=== Task inputs ===
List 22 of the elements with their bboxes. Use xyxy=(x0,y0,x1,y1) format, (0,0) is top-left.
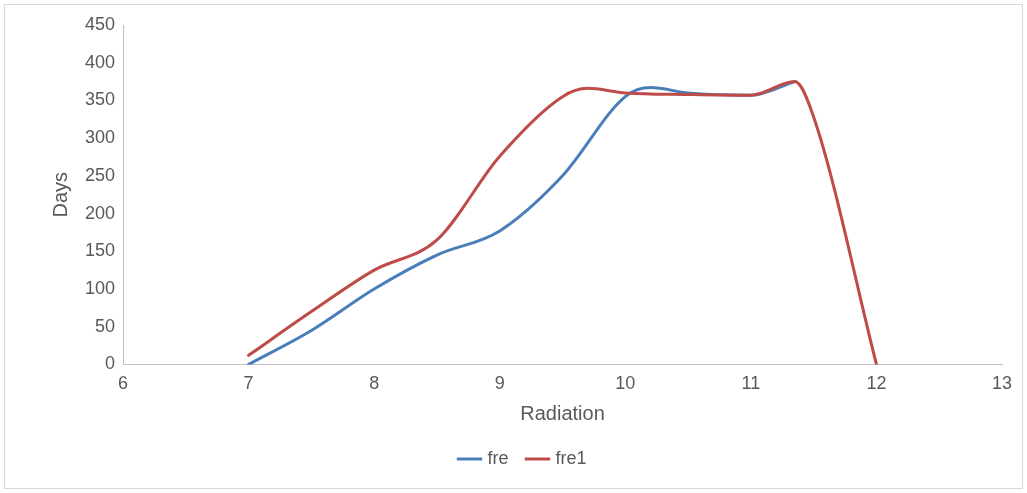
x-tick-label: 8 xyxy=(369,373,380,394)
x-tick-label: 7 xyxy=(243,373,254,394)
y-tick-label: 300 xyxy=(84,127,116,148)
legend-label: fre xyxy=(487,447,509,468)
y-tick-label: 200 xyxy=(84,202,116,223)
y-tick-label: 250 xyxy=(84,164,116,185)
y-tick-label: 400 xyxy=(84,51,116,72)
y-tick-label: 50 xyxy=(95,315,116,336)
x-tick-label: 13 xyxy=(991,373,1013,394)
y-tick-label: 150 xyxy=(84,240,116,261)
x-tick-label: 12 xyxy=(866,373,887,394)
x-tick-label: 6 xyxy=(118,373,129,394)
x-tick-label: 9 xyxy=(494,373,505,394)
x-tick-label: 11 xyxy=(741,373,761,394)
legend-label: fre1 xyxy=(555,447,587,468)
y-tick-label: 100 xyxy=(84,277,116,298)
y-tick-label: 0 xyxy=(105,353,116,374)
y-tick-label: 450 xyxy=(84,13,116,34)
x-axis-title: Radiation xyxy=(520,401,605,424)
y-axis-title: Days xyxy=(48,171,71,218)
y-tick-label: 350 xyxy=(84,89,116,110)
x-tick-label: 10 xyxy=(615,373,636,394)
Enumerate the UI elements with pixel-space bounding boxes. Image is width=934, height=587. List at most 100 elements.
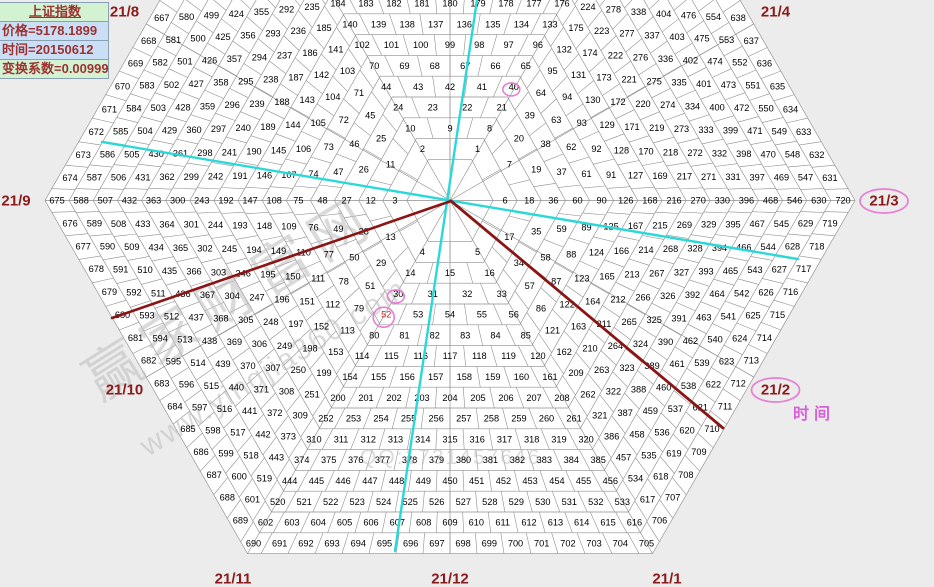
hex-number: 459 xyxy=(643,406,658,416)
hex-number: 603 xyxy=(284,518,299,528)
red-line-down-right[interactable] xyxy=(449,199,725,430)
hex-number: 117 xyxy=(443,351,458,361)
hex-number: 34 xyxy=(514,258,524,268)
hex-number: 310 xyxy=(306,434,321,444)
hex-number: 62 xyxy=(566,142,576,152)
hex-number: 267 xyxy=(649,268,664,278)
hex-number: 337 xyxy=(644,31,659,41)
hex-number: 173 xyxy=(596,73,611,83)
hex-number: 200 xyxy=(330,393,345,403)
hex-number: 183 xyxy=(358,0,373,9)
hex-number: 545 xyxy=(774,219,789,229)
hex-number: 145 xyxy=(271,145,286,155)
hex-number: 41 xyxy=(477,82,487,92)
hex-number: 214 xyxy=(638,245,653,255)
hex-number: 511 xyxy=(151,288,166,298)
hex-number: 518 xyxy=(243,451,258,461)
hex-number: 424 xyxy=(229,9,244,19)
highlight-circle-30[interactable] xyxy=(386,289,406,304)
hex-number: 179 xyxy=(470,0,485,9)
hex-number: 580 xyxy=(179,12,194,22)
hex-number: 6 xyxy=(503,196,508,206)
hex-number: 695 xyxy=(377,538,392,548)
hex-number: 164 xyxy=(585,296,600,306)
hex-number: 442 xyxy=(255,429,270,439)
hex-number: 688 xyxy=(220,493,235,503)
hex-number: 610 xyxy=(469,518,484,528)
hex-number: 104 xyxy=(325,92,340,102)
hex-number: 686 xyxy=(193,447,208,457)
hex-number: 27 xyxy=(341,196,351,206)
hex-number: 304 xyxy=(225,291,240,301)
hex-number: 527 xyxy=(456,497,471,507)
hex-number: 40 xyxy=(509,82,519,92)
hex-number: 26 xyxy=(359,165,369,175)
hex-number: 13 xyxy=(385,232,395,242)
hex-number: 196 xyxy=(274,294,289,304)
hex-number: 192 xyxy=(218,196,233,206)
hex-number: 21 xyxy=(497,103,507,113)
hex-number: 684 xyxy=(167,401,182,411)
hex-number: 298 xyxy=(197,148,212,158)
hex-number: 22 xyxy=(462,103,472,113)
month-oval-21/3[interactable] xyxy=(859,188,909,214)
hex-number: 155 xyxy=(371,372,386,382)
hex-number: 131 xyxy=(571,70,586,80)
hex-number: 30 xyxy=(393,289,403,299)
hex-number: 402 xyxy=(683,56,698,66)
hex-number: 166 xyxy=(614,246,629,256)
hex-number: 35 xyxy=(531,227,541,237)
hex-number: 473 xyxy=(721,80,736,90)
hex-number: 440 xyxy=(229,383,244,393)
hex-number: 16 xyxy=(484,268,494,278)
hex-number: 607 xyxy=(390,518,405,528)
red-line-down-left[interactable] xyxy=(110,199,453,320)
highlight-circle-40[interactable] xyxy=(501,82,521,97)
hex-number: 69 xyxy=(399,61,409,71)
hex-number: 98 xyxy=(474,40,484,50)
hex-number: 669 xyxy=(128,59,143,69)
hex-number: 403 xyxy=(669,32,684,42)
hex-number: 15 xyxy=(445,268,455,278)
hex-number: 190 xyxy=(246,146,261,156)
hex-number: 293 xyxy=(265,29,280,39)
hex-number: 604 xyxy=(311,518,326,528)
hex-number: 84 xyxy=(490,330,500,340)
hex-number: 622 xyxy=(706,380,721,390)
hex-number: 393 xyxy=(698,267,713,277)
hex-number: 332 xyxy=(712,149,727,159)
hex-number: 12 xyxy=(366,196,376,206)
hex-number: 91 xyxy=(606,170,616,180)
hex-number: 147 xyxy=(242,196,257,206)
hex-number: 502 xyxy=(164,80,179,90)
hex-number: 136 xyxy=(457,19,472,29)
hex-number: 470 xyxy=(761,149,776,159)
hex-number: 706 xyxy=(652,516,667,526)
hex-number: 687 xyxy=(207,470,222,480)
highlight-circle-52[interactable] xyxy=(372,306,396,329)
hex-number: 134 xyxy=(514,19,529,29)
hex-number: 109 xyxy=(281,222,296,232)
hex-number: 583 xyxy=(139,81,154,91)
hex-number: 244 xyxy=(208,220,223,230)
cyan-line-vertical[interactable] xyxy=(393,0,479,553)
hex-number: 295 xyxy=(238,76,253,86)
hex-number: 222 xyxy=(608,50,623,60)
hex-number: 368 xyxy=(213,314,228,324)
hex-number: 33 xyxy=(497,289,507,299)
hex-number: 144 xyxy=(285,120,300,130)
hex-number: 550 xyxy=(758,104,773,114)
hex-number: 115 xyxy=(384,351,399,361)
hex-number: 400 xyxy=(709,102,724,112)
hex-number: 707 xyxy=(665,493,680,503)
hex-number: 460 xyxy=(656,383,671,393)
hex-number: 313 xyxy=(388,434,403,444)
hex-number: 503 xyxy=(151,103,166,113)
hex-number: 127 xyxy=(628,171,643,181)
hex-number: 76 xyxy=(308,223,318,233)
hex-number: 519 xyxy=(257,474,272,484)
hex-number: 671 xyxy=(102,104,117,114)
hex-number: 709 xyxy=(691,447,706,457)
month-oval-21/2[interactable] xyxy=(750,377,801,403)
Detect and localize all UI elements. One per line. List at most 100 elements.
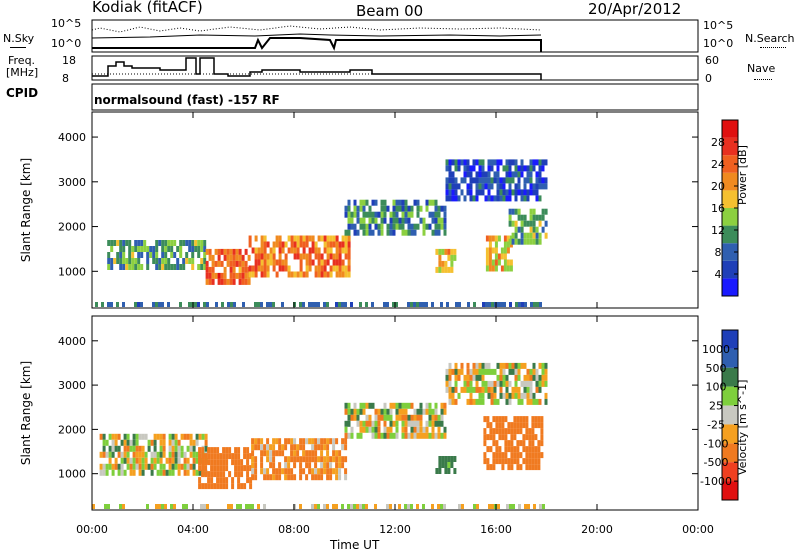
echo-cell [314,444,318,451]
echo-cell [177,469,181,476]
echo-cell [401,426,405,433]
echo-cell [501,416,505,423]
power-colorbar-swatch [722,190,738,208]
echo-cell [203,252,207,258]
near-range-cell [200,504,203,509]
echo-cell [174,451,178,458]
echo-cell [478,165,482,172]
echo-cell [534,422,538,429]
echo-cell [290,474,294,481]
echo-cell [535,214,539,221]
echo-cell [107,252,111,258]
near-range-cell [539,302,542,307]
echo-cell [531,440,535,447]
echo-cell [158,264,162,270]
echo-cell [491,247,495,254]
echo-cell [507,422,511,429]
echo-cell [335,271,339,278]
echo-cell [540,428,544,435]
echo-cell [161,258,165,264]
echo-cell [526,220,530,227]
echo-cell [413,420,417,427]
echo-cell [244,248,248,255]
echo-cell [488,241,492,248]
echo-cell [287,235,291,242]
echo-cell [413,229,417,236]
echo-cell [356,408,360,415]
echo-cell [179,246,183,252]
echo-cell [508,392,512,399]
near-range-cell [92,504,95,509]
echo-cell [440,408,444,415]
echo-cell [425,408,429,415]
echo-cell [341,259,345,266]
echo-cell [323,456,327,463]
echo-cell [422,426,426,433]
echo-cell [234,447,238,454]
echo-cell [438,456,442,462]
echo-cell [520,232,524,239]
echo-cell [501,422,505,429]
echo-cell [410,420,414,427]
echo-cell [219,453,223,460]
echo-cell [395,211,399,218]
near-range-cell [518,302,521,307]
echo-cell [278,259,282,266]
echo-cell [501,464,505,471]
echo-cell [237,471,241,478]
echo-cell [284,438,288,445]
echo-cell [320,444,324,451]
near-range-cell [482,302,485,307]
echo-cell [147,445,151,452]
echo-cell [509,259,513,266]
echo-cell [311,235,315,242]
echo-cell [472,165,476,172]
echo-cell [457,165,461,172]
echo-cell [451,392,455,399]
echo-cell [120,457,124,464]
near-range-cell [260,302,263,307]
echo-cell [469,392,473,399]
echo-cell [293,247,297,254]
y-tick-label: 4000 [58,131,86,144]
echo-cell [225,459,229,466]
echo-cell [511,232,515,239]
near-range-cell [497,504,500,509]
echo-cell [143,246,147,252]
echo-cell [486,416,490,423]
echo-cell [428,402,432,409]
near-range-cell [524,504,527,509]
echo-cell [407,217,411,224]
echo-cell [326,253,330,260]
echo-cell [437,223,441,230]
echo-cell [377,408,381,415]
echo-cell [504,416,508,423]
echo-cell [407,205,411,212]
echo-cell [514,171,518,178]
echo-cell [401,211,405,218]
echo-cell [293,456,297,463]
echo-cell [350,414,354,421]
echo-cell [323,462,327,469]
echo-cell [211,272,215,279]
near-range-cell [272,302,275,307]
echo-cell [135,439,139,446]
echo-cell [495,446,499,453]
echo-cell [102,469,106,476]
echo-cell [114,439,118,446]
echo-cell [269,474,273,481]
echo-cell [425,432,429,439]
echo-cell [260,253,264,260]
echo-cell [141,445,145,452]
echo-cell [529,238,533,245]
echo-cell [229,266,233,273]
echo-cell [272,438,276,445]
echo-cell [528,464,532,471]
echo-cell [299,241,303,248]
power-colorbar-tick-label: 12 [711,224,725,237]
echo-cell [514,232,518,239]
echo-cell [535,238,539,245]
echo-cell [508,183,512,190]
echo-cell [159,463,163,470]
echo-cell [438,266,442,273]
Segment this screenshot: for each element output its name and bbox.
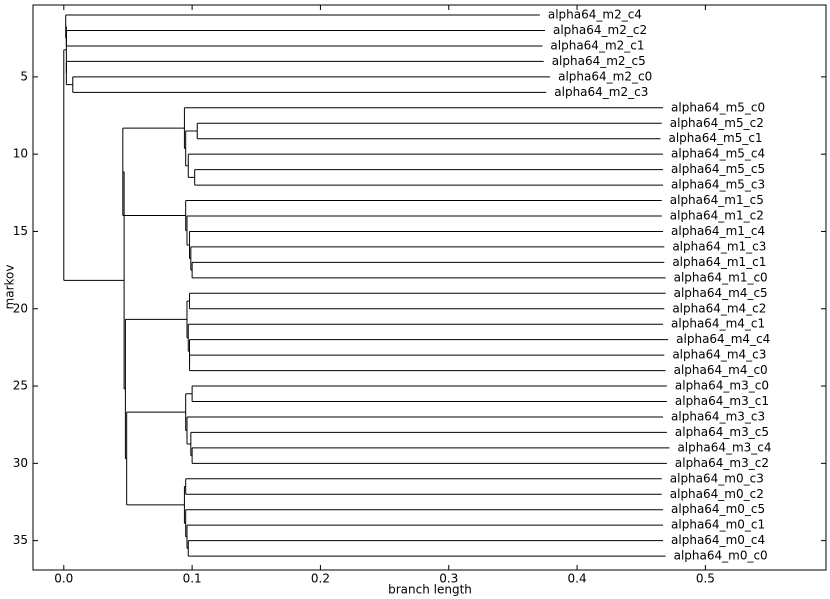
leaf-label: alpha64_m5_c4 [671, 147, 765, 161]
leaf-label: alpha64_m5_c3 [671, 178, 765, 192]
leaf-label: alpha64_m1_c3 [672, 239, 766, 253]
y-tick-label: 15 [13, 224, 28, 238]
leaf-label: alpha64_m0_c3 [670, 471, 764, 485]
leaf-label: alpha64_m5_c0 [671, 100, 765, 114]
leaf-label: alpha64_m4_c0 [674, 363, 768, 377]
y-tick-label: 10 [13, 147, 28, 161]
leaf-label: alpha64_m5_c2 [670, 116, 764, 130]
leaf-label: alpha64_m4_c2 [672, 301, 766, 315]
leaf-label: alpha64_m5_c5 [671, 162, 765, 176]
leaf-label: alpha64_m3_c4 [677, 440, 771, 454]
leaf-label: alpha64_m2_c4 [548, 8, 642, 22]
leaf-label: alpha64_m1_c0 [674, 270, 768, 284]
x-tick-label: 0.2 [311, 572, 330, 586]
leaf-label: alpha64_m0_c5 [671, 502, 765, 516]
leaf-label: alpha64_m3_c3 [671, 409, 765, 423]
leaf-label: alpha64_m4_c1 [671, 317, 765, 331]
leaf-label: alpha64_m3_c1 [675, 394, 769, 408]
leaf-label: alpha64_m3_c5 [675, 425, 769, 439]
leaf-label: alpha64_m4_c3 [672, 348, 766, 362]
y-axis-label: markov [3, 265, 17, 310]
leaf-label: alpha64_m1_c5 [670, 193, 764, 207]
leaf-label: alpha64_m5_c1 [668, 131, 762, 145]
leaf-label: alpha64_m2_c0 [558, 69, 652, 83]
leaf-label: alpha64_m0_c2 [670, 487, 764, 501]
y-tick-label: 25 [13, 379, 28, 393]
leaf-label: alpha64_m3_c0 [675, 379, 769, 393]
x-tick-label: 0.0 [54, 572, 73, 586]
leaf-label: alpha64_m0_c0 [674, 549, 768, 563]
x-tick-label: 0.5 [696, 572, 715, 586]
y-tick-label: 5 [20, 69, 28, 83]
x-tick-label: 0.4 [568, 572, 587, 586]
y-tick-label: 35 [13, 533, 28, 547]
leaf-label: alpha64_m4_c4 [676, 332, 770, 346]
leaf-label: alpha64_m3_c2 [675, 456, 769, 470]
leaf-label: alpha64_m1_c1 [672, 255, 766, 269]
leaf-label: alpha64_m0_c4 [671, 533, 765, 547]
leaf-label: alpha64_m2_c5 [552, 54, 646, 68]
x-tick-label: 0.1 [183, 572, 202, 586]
===
Reproduce the lines of the data word for word, starting at the line containing "echo-cell [314,444,318,451]" and ending at the line containing "echo-cell [478,165,482,172]", with both of those lines included.

echo-cell [314,444,318,451]
echo-cell [177,469,181,476]
echo-cell [401,426,405,433]
echo-cell [501,416,505,423]
power-colorbar-swatch [722,190,738,208]
echo-cell [203,252,207,258]
near-range-cell [200,504,203,509]
echo-cell [174,451,178,458]
echo-cell [478,165,482,172]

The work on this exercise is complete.